◆ **Set problem**:
Reproduce each line bearing the word "amplitude".

◆ **Provided records**:
-=-=-=-=-

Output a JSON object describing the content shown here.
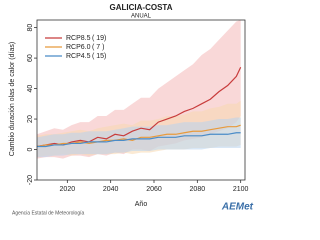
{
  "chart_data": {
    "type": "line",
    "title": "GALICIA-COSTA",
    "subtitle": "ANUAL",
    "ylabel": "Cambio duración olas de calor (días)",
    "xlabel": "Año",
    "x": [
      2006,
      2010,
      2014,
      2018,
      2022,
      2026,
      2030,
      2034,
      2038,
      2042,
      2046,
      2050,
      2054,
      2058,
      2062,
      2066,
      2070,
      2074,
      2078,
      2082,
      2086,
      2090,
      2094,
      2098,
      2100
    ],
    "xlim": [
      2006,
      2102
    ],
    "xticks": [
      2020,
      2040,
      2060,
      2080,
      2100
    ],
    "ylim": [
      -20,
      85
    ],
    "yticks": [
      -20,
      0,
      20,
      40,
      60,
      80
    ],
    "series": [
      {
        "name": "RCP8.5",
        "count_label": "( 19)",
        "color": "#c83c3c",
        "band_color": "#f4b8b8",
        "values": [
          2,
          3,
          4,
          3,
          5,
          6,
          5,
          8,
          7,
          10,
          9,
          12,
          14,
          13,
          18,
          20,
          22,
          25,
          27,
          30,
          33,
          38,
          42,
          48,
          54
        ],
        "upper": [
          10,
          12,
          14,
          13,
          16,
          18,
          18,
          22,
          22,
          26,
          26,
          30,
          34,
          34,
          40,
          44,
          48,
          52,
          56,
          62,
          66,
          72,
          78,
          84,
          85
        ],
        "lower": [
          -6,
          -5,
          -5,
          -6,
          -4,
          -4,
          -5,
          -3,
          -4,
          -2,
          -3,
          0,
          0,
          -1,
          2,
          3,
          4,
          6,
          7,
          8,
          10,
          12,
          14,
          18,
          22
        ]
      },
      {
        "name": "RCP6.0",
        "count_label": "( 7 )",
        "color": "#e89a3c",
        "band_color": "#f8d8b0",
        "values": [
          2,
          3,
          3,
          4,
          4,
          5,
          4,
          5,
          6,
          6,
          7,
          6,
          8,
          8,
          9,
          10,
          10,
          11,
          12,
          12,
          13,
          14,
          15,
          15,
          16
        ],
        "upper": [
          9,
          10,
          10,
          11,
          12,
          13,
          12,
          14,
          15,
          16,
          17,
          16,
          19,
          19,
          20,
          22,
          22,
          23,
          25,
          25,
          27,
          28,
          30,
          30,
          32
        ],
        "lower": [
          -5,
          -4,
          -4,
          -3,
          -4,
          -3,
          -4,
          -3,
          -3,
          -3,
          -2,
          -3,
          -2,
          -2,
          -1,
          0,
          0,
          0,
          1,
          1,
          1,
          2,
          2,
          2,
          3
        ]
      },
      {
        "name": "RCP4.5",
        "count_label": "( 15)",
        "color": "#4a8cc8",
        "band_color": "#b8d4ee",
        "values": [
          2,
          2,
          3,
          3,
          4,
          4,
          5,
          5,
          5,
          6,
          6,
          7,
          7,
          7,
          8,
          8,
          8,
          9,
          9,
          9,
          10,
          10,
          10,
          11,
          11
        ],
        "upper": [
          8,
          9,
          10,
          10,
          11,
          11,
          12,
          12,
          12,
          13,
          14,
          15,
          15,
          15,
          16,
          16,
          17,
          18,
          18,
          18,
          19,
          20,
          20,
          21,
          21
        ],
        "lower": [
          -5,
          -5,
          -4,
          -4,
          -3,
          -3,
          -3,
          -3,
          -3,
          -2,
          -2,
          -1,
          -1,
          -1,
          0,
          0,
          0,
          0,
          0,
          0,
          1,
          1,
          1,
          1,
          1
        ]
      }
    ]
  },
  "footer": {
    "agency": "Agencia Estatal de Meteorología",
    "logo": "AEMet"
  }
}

-=-=-=-=-

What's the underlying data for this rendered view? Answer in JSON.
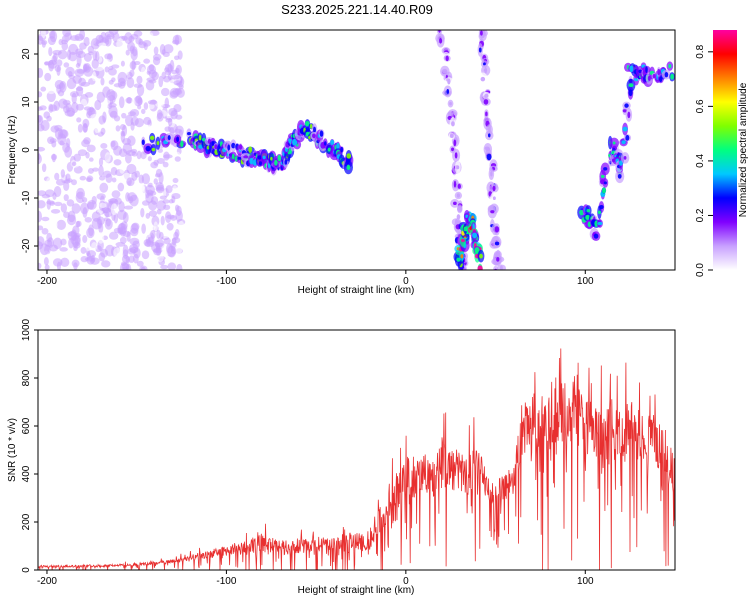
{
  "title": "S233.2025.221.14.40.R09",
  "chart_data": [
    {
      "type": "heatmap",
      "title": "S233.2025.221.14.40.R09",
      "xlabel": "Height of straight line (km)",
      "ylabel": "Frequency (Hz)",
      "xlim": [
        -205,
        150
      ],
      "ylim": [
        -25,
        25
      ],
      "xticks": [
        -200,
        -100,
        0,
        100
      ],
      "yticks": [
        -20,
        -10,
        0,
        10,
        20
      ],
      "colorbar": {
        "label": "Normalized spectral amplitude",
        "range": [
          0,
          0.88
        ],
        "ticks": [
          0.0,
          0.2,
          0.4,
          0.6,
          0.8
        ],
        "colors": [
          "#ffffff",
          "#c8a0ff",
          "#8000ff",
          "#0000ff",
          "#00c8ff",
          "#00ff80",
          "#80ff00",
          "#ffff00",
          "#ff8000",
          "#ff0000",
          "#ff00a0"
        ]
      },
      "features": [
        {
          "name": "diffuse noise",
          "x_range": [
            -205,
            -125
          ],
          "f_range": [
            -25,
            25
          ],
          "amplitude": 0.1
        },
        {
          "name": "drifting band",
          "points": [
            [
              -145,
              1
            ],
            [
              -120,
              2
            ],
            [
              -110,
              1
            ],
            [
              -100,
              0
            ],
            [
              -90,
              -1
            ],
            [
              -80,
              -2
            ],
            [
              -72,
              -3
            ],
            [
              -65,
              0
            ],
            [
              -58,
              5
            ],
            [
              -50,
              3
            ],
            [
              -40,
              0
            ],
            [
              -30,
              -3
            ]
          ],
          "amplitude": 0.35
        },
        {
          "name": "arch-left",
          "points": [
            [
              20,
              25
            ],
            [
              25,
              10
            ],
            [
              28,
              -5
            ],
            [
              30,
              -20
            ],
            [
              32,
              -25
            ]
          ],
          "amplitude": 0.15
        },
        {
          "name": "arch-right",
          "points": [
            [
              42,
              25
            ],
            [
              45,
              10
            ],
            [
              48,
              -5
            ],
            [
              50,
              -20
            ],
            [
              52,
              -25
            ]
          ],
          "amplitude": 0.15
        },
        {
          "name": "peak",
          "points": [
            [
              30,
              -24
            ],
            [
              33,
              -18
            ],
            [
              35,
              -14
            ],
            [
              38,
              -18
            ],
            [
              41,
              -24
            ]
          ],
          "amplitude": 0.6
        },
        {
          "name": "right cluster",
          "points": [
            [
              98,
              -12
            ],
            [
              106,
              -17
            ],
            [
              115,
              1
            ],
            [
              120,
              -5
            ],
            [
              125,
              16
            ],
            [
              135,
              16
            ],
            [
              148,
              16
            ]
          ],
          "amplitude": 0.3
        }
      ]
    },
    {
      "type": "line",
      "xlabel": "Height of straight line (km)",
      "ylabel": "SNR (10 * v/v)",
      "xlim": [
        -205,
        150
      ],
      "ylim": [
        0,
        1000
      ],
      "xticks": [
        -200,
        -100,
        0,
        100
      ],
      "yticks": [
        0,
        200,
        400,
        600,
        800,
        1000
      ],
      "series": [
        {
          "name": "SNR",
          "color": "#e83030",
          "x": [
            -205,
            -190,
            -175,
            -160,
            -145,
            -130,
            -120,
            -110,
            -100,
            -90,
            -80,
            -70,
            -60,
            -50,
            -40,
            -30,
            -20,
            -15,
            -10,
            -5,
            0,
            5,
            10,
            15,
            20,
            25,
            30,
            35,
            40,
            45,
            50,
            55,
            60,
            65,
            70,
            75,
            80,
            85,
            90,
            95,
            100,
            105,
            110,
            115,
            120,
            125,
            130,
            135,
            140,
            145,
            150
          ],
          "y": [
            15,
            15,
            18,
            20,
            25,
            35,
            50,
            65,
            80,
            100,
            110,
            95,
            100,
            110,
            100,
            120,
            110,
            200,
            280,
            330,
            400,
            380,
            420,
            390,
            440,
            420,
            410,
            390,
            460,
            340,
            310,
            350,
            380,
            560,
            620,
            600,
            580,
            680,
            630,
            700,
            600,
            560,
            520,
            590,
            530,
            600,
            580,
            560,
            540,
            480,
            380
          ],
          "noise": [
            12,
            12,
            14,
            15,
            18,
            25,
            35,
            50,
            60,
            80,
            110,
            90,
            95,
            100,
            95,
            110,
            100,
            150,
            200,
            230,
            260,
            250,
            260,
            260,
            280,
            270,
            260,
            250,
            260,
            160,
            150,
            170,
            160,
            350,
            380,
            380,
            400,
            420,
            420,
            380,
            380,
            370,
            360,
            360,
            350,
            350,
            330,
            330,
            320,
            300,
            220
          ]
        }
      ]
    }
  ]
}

-=-=-=-=-

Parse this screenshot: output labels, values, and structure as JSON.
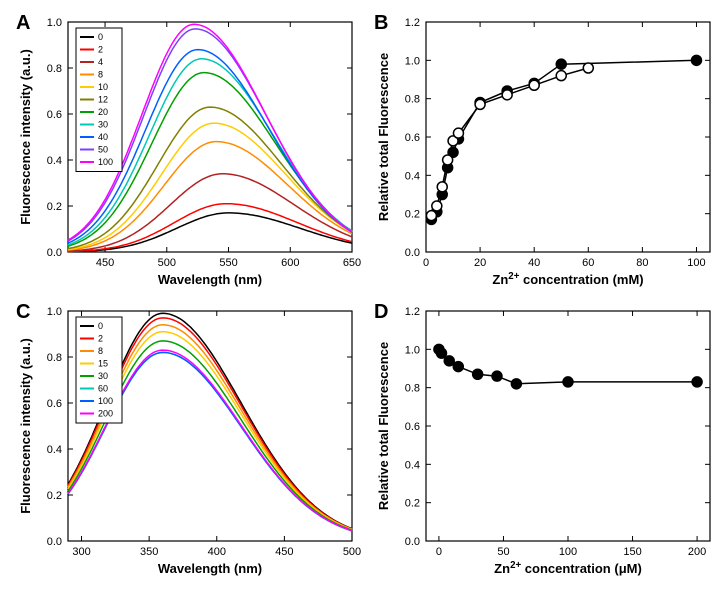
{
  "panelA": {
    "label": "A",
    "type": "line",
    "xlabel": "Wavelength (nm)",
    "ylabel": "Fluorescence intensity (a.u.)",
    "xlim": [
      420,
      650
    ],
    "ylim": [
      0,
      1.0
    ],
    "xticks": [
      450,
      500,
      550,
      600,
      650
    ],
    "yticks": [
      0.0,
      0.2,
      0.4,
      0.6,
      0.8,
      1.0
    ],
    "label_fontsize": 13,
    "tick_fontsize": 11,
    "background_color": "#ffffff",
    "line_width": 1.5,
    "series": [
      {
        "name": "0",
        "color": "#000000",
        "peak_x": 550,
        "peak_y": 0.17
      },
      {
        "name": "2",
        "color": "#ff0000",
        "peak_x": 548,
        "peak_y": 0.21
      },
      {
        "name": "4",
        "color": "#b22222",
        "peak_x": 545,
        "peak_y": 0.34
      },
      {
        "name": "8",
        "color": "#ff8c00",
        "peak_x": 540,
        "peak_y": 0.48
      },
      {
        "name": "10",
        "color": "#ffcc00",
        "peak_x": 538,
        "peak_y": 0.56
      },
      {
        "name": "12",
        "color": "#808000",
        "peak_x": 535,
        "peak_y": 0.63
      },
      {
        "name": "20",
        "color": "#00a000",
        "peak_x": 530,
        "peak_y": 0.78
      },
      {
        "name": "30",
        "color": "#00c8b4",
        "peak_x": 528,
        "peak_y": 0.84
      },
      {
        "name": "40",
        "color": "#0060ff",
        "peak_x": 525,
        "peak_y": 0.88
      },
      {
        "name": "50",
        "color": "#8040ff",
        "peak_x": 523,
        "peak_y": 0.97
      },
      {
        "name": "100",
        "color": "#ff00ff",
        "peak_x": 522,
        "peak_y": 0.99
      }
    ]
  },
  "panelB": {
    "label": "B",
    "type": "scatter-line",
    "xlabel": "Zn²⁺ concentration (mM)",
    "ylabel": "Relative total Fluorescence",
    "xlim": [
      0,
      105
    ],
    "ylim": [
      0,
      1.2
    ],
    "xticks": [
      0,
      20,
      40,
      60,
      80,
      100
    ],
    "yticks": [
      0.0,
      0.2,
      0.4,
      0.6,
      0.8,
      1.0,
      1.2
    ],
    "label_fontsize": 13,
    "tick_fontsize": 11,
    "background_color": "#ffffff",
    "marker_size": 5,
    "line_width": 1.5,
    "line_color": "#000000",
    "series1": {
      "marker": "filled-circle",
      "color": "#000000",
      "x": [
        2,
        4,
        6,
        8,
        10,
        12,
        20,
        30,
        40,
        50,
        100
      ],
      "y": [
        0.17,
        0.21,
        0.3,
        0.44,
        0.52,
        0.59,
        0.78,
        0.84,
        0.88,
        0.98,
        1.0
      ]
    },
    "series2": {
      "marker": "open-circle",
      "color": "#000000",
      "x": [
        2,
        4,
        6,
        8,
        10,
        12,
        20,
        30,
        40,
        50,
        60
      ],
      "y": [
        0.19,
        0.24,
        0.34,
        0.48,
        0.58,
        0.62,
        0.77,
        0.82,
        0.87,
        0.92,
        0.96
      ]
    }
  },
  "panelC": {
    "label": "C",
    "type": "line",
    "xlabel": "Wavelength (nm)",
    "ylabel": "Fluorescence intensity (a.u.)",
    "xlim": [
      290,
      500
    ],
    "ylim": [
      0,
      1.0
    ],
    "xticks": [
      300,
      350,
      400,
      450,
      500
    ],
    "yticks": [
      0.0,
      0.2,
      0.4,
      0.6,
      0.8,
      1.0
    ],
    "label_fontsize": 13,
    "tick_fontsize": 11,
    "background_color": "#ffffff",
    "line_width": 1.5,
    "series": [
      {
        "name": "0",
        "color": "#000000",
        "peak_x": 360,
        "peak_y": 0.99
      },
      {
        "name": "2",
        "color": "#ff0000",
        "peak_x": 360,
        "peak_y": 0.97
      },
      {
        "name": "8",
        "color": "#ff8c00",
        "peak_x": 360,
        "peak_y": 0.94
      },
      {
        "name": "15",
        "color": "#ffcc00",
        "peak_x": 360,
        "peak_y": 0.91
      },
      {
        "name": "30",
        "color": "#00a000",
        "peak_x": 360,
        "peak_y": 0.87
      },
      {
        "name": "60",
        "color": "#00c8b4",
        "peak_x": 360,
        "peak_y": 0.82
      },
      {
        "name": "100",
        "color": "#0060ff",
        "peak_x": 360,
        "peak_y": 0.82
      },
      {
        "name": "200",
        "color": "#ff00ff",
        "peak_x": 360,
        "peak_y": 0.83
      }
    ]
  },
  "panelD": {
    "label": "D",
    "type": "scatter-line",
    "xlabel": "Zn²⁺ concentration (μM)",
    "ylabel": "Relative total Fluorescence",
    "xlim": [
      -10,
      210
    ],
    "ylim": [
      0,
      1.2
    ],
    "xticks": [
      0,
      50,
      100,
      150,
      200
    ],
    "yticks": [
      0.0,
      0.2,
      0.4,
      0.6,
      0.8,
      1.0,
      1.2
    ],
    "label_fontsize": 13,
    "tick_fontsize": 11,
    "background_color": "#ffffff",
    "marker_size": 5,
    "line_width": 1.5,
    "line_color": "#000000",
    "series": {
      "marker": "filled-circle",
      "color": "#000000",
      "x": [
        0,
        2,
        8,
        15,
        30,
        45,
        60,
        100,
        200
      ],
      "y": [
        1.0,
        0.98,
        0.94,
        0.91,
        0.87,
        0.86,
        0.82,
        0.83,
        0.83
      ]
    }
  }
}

-=-=-=-=-

◆ **Written answer**:
        "label": "Normalized spectral amplitude",
          "amplitude": 0.1
          "amplitude": 0.35
          "amplitude": 0.15
          "amplitude": 0.15
          "amplitude": 0.6
          "amplitude": 0.3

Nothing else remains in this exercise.